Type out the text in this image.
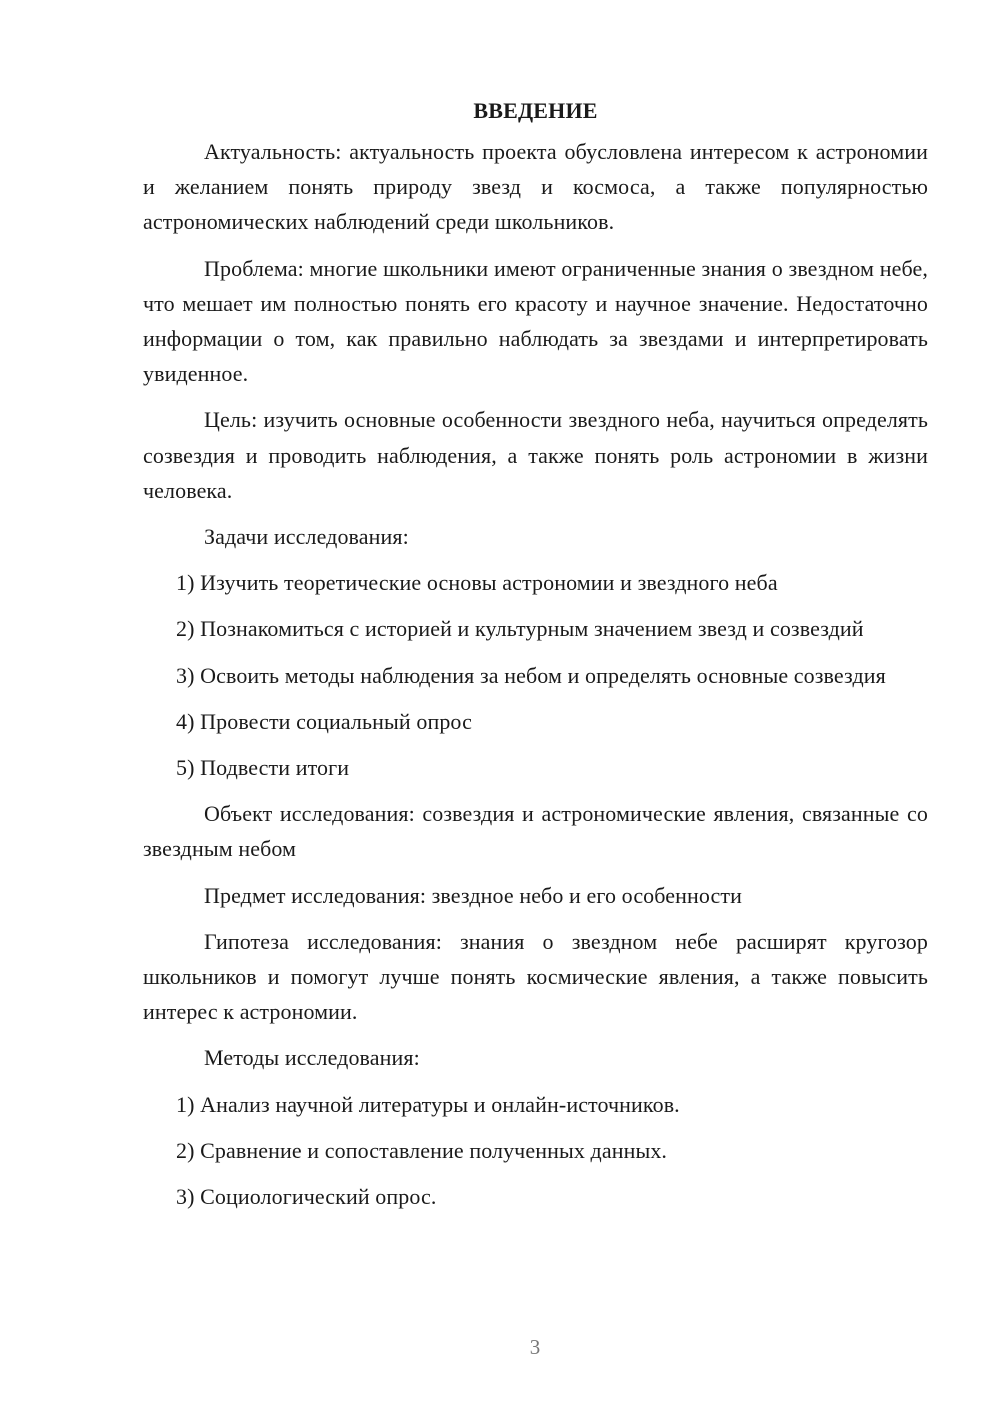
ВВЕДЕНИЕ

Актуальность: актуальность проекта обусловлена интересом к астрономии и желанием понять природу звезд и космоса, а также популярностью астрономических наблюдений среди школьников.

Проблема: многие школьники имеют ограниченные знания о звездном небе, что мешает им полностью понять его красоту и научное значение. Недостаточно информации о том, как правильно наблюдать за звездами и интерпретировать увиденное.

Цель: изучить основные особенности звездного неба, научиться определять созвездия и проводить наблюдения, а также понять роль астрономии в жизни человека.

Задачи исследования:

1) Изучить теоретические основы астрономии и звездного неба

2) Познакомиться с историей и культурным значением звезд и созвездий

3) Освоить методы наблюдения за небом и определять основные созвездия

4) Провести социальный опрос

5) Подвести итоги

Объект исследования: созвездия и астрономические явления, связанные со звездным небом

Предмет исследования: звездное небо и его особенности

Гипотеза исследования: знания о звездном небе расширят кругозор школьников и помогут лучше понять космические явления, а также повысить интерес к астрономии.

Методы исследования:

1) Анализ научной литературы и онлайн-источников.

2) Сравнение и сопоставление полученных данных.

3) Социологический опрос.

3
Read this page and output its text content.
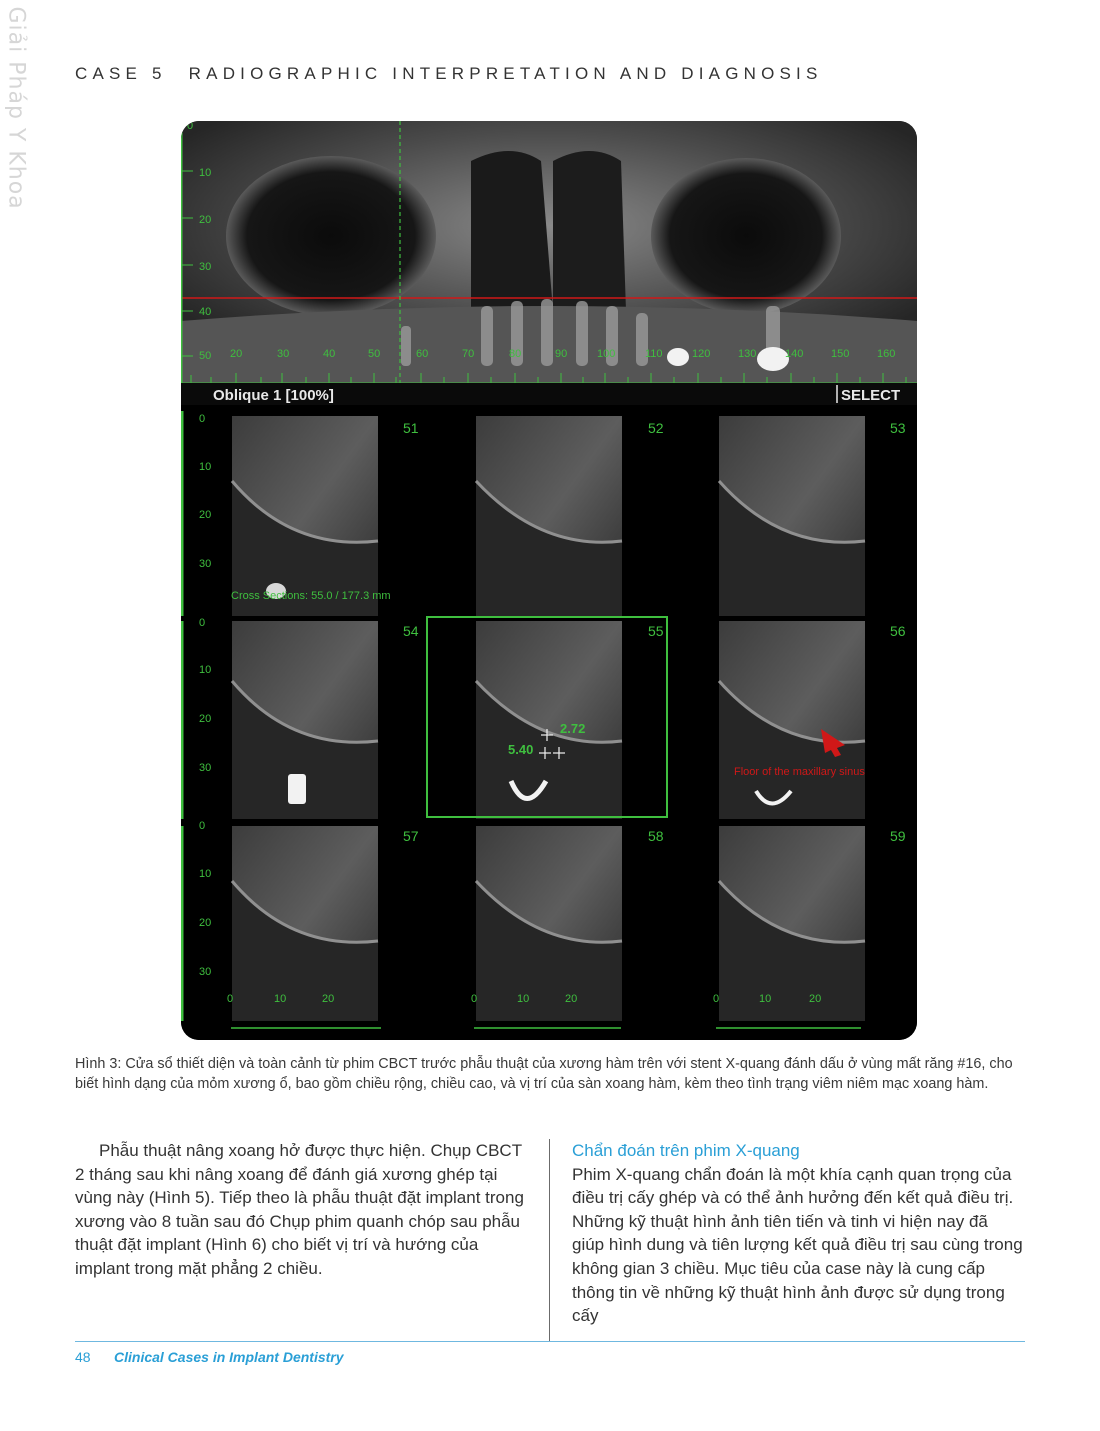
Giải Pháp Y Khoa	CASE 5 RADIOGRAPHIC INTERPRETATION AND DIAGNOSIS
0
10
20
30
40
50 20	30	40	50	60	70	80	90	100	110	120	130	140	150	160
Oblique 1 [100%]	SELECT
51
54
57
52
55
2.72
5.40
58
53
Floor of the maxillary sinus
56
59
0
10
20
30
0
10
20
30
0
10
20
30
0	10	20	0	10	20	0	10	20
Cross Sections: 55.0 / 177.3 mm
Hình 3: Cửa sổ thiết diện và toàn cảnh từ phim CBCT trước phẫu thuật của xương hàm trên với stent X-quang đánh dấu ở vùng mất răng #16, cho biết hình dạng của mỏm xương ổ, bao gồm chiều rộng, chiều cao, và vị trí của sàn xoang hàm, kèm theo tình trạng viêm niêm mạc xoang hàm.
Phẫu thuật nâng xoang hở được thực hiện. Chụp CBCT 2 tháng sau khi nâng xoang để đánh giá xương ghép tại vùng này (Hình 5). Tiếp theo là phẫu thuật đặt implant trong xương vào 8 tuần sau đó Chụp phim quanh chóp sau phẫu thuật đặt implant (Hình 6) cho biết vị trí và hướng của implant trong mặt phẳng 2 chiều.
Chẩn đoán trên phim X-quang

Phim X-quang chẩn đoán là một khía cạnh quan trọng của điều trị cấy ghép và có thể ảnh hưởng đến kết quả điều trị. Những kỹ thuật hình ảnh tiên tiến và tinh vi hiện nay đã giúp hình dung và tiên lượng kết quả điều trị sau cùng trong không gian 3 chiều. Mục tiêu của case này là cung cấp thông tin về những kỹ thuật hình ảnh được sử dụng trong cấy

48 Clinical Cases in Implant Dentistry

_____

DIRECTIONS FOR THIS TASK:
Pictures are not part of the copy. Extract exactly the lines from the line containing "Read this page and output its text content." through the final line of the entries above, both included.

PROBLEM SOLUTION:
Read this page and output its text content.
Giải Pháp Y Khoa	CASE 5 RADIOGRAPHIC INTERPRETATION AND DIAGNOSIS
0
10
20
30
40
50 20	30	40	50	60	70	80	90	100	110	120	130	140	150	160
Oblique 1 [100%]	SELECT
51
54
57
52
55
2.72
5.40
58
53
Floor of the maxillary sinus
56
59
0
10
20
30
0
10
20
30
0
10
20
30
0	10	20	0	10	20	0	10	20
Cross Sections: 55.0 / 177.3 mm
Hình 3: Cửa sổ thiết diện và toàn cảnh từ phim CBCT trước phẫu thuật của xương hàm trên với stent X-quang đánh dấu ở vùng mất răng #16, cho biết hình dạng của mỏm xương ổ, bao gồm chiều rộng, chiều cao, và vị trí của sàn xoang hàm, kèm theo tình trạng viêm niêm mạc xoang hàm.
Phẫu thuật nâng xoang hở được thực hiện. Chụp CBCT 2 tháng sau khi nâng xoang để đánh giá xương ghép tại vùng này (Hình 5). Tiếp theo là phẫu thuật đặt implant trong xương vào 8 tuần sau đó Chụp phim quanh chóp sau phẫu thuật đặt implant (Hình 6) cho biết vị trí và hướng của implant trong mặt phẳng 2 chiều.
Chẩn đoán trên phim X-quang

Phim X-quang chẩn đoán là một khía cạnh quan trọng của điều trị cấy ghép và có thể ảnh hưởng đến kết quả điều trị. Những kỹ thuật hình ảnh tiên tiến và tinh vi hiện nay đã giúp hình dung và tiên lượng kết quả điều trị sau cùng trong không gian 3 chiều. Mục tiêu của case này là cung cấp thông tin về những kỹ thuật hình ảnh được sử dụng trong cấy

48 Clinical Cases in Implant Dentistry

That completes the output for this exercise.